WRITTEN INSTRUCTION
Quote all entries exactly, leaving pictures aside.

--- --- ---

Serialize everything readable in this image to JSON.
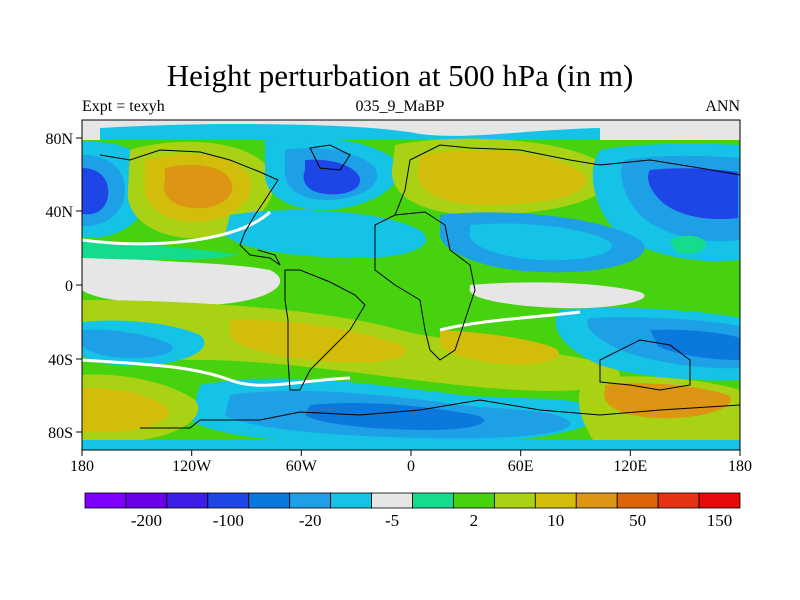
{
  "header": {
    "title": "Height perturbation at 500 hPa (in m)",
    "left": "Expt = texyh",
    "center": "035_9_MaBP",
    "right": "ANN"
  },
  "axes": {
    "x_ticks": [
      "180",
      "120W",
      "60W",
      "0",
      "60E",
      "120E",
      "180"
    ],
    "y_ticks": [
      "80N",
      "40N",
      "0",
      "40S",
      "80S"
    ]
  },
  "colorbar": {
    "colors": [
      "#7f00ff",
      "#6a00e6",
      "#3c1ee6",
      "#1e46e6",
      "#0a78dc",
      "#1ea0e6",
      "#14c3e6",
      "#e6e6e6",
      "#14dc8c",
      "#46d20f",
      "#aad214",
      "#d2be0a",
      "#dc9614",
      "#dc640a",
      "#e63214",
      "#e60a0a"
    ],
    "labels": [
      "-200",
      "-100",
      "-20",
      "-5",
      "2",
      "10",
      "50",
      "150"
    ]
  },
  "map": {
    "background_color": "#e6e6e6",
    "features": [
      "continent outlines in black",
      "positive anomaly bands over subtropics",
      "negative anomaly bands at mid-latitudes"
    ]
  }
}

--- --- ---

SOLUTION TO THIS PROBLEM
Serialize everything readable in this image to JSON.
{
  "header": {
    "title": "Height perturbation at 500 hPa (in m)",
    "left": "Expt = texyh",
    "center": "035_9_MaBP",
    "right": "ANN"
  },
  "axes": {
    "x_ticks": [
      "180",
      "120W",
      "60W",
      "0",
      "60E",
      "120E",
      "180"
    ],
    "y_ticks": [
      "80N",
      "40N",
      "0",
      "40S",
      "80S"
    ]
  },
  "colorbar": {
    "colors": [
      "#7f00ff",
      "#6a00e6",
      "#3c1ee6",
      "#1e46e6",
      "#0a78dc",
      "#1ea0e6",
      "#14c3e6",
      "#e6e6e6",
      "#14dc8c",
      "#46d20f",
      "#aad214",
      "#d2be0a",
      "#dc9614",
      "#dc640a",
      "#e63214",
      "#e60a0a"
    ],
    "labels": [
      "-200",
      "-100",
      "-20",
      "-5",
      "2",
      "10",
      "50",
      "150"
    ]
  },
  "map": {
    "background_color": "#e6e6e6",
    "features": [
      "continent outlines in black",
      "positive anomaly bands over subtropics",
      "negative anomaly bands at mid-latitudes"
    ]
  }
}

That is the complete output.